(Recorded data)
┄┄┄┄┄┄┄┄┄┄┄┄┄┄┄┄┄┄┄┄
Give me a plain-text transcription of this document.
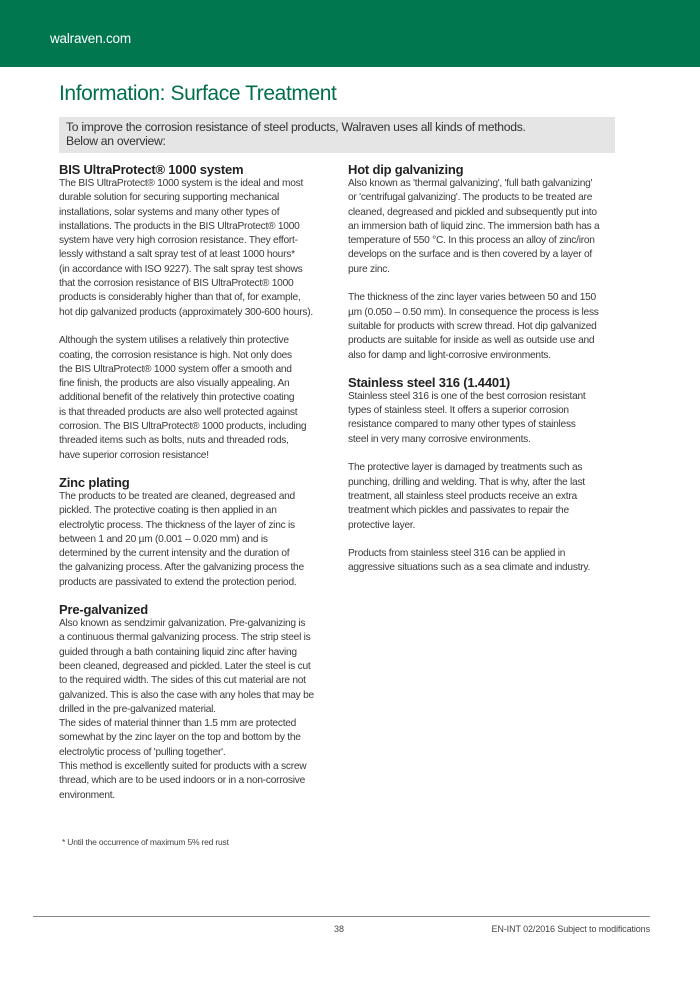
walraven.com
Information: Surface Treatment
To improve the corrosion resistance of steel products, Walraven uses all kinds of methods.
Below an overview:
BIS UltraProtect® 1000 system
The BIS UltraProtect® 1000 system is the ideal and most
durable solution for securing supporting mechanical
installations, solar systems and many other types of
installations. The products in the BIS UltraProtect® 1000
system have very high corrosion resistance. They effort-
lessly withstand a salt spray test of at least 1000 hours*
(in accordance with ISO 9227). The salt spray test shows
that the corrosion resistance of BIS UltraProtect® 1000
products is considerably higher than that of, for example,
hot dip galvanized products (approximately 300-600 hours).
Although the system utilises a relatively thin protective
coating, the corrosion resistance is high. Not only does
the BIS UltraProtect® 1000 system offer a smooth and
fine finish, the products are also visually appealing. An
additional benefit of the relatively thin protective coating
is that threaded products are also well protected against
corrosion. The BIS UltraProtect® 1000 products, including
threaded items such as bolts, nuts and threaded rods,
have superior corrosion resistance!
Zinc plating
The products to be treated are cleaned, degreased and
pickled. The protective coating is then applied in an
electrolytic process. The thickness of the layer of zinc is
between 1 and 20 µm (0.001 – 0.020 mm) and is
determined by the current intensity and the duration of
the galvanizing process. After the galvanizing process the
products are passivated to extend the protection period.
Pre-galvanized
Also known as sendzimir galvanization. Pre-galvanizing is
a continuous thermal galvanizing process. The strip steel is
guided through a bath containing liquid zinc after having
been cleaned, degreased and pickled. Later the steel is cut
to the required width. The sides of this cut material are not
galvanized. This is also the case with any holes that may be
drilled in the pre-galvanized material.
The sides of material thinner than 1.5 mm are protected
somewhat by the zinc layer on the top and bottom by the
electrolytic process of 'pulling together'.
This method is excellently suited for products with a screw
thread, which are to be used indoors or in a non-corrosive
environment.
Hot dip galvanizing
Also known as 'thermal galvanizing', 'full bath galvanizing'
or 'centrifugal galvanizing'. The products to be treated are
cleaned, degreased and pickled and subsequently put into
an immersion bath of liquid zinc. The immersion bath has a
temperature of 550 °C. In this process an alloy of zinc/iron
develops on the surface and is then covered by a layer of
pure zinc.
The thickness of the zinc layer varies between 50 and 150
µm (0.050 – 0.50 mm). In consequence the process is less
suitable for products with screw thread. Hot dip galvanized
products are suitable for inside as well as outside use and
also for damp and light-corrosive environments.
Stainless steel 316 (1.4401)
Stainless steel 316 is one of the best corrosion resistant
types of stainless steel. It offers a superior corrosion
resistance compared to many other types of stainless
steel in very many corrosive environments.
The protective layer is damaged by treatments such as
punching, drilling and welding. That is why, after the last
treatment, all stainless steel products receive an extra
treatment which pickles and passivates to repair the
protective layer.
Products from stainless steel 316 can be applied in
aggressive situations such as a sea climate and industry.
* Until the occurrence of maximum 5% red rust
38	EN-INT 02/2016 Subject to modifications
┄┄┄┄┄┄┄┄┄┄┄┄┄┄┄┄┄┄┄┄
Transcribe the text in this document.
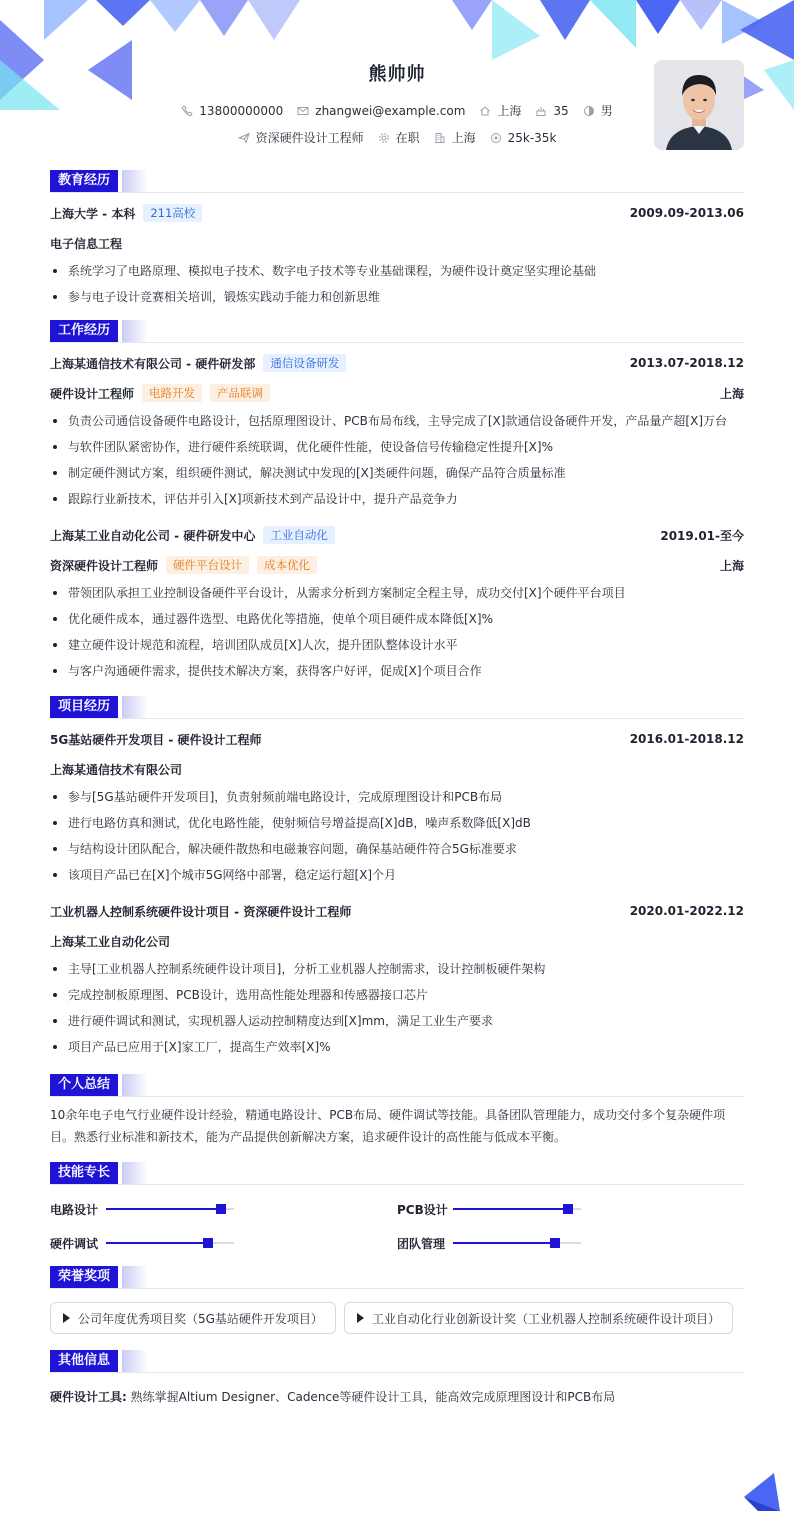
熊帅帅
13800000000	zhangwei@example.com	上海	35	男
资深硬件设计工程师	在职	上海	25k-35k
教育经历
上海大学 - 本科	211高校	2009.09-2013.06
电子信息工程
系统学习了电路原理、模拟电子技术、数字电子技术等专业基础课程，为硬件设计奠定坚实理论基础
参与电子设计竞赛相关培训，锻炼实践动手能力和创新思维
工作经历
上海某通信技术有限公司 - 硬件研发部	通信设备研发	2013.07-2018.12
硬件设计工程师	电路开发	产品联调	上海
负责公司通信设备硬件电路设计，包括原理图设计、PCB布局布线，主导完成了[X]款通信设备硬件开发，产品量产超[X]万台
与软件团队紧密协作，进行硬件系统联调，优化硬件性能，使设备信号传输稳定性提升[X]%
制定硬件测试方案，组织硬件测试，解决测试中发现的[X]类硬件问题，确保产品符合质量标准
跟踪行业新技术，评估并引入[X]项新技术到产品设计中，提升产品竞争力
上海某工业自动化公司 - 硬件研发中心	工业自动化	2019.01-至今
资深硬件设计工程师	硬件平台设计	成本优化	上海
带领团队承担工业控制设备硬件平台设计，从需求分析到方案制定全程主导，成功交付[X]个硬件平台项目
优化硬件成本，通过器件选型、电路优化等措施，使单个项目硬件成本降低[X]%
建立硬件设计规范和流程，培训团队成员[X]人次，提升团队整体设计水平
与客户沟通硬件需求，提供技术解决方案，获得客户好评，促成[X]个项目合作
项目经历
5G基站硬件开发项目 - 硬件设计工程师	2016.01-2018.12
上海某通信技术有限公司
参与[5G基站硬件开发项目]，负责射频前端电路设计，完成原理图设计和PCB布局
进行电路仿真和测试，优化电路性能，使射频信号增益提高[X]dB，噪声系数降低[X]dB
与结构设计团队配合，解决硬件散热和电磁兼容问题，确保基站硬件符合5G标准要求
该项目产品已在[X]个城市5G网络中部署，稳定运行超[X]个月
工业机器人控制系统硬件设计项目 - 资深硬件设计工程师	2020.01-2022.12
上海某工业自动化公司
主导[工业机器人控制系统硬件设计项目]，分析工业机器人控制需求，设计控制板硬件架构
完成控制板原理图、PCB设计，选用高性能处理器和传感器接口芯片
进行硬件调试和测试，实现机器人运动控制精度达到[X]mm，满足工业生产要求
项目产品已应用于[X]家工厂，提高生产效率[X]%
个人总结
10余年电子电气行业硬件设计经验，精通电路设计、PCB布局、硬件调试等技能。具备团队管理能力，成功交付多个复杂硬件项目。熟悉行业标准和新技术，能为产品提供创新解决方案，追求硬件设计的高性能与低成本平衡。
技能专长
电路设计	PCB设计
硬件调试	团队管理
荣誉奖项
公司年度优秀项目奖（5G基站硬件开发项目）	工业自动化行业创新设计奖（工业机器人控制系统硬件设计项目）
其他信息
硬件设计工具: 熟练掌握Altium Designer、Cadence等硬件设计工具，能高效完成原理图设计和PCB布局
┄┄┄┄┄┄┄┄┄┄┄┄┄┄┄┄┄┄┄┄
→ **YOUR TASK**: Select and copy each line from the data that includes the word "liquid".

→ **REPLY**:
guided through a bath containing liquid zinc after having
an immersion bath of liquid zinc. The immersion bath has a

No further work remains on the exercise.